Direction
Scan the listing below and copy every line holding "text".

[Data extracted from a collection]
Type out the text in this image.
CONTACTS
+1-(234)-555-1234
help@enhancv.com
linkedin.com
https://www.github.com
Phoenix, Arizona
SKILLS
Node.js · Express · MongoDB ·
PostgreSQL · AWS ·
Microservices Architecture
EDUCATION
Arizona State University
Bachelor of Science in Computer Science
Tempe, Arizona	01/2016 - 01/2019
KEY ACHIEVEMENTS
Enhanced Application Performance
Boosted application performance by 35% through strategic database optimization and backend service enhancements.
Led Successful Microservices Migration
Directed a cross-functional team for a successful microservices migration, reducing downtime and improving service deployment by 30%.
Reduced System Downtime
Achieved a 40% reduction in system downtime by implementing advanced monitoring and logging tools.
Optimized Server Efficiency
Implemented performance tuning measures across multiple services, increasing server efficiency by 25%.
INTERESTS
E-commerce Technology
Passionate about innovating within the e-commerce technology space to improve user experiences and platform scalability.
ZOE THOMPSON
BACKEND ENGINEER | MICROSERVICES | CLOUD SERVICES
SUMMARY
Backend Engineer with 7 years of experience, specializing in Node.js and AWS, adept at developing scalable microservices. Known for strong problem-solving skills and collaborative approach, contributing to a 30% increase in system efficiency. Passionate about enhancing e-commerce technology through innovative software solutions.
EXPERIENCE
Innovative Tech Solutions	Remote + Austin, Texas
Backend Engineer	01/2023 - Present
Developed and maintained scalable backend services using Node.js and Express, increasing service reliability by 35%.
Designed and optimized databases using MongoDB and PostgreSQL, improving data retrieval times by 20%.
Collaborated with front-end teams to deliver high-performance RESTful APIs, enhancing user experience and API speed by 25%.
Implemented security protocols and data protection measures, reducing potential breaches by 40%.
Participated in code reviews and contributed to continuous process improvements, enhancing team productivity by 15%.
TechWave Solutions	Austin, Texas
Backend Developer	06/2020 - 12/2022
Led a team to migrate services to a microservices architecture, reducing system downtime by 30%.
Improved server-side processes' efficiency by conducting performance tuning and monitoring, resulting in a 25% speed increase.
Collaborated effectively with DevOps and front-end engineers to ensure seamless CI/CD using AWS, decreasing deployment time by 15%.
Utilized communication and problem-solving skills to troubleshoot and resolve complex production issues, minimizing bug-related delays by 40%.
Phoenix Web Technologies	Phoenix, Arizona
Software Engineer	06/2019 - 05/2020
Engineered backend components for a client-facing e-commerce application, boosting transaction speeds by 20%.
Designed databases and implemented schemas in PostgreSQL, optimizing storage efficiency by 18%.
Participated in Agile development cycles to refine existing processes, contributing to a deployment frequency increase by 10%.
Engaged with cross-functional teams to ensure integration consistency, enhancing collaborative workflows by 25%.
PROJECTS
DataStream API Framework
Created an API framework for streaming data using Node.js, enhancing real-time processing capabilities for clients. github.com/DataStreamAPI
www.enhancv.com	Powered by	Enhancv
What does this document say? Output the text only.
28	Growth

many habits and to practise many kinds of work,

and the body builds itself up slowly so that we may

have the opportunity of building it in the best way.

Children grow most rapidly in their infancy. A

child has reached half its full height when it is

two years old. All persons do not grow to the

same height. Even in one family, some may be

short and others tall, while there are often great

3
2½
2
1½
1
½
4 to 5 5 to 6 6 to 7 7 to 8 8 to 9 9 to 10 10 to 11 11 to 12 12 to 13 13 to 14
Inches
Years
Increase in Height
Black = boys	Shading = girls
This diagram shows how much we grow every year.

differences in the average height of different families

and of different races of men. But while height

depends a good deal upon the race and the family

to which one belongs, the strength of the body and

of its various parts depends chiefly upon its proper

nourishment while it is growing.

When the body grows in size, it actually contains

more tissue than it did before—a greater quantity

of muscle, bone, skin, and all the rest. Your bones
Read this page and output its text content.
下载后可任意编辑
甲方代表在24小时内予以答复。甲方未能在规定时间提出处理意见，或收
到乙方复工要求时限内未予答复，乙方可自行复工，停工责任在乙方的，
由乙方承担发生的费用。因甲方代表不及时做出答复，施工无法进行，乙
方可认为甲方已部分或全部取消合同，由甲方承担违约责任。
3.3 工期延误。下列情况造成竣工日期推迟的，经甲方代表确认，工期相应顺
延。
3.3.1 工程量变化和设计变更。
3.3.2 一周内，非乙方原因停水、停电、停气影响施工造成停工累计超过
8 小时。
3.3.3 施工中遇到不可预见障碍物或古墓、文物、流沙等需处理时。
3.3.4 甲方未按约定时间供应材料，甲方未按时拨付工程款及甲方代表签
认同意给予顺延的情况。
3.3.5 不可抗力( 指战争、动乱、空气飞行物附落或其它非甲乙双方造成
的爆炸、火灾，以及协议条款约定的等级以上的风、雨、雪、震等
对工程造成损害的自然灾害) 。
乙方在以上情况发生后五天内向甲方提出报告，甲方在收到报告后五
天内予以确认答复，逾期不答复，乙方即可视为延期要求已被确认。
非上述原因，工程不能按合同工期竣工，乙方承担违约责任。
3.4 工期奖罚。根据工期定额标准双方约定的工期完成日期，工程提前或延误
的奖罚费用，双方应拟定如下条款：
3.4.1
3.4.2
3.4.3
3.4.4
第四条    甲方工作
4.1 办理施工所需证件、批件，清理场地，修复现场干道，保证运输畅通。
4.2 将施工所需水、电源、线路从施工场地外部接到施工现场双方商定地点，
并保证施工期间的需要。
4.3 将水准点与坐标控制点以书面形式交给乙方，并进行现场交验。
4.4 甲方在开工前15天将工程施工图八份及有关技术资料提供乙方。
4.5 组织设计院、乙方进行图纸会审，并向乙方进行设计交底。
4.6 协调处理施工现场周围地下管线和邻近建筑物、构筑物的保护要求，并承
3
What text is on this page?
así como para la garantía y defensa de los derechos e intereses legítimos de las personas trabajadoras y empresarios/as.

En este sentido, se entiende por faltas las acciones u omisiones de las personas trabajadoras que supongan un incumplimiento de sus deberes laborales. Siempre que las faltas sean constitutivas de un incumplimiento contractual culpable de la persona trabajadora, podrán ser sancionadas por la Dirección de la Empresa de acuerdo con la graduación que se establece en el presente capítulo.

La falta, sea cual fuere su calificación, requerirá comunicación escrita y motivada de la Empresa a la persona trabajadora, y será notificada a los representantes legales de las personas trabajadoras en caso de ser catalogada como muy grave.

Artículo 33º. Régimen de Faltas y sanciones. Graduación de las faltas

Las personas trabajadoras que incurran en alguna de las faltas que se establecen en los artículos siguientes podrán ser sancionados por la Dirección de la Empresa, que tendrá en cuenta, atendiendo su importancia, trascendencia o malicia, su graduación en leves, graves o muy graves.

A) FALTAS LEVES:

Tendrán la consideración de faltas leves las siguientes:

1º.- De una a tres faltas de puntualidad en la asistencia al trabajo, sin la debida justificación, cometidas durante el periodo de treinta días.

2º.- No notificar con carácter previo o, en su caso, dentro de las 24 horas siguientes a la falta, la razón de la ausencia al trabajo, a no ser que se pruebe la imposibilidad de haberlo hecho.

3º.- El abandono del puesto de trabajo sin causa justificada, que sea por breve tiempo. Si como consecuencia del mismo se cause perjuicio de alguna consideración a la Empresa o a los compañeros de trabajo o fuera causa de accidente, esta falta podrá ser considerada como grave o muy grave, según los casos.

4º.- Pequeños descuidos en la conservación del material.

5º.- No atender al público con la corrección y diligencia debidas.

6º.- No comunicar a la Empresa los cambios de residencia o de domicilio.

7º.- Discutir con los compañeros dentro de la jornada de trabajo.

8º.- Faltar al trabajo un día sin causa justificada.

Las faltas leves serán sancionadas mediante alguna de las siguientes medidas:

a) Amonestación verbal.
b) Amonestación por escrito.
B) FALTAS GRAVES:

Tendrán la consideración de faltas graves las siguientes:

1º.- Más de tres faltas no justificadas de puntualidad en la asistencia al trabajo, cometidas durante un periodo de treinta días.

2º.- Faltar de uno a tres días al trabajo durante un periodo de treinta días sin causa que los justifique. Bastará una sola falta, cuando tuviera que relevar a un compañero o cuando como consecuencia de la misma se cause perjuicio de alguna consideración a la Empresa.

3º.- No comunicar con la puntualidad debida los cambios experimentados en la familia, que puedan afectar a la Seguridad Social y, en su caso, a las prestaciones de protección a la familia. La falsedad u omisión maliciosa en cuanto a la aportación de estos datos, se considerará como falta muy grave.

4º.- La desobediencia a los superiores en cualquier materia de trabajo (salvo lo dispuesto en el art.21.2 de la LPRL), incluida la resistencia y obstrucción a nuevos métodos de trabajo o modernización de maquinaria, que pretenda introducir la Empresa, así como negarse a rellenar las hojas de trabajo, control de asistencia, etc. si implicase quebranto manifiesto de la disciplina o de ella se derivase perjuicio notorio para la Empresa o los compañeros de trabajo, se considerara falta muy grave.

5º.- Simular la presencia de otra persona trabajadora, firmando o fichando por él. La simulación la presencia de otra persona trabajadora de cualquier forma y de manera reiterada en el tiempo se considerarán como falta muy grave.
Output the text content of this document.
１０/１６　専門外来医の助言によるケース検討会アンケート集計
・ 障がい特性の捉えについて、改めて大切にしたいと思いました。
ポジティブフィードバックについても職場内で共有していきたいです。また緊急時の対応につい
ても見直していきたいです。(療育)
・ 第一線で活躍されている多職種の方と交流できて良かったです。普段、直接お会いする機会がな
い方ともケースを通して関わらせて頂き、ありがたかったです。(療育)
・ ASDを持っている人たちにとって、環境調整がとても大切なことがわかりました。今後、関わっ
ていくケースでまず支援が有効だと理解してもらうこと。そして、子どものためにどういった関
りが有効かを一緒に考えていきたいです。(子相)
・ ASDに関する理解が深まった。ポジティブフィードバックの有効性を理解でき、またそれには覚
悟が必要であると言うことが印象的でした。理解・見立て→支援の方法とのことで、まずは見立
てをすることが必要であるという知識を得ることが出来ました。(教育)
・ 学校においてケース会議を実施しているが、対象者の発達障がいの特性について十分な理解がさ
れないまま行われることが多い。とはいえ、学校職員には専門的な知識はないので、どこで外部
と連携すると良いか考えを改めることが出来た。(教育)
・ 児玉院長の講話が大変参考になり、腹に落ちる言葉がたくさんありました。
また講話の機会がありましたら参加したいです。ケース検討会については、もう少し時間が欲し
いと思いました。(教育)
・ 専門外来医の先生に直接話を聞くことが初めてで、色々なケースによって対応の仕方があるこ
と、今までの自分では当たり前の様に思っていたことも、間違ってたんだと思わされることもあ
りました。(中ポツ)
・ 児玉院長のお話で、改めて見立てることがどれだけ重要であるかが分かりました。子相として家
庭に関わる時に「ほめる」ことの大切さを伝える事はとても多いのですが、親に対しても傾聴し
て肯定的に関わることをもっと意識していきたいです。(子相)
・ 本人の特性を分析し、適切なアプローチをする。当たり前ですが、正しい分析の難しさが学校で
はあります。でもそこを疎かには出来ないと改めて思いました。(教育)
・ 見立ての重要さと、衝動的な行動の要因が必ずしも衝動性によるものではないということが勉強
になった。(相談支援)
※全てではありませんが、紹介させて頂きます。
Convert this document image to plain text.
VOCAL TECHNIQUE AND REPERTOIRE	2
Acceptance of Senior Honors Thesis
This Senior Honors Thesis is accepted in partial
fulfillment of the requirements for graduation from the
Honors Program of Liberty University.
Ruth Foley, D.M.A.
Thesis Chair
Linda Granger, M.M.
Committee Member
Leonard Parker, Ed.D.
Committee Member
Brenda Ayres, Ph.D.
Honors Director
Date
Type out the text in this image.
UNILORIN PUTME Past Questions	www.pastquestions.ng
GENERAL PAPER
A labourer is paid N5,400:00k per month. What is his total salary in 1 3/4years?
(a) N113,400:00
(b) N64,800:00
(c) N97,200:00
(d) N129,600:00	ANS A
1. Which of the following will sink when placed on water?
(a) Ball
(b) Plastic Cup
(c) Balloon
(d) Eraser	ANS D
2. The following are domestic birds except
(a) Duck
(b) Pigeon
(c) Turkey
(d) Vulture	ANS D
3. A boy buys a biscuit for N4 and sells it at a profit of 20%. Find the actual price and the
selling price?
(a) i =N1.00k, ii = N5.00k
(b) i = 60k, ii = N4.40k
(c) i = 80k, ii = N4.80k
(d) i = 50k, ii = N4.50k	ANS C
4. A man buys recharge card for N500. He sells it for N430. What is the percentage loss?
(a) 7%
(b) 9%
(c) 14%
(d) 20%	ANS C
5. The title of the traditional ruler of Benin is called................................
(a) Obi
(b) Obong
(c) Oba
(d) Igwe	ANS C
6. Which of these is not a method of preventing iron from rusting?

Written answer
Type out the text in this image.
What does this document say? Output the text only.
Read this page and output its text content.
What text is on this page?
Output the text content of this document.
Convert this document image to plain text.
Type out the text in this image.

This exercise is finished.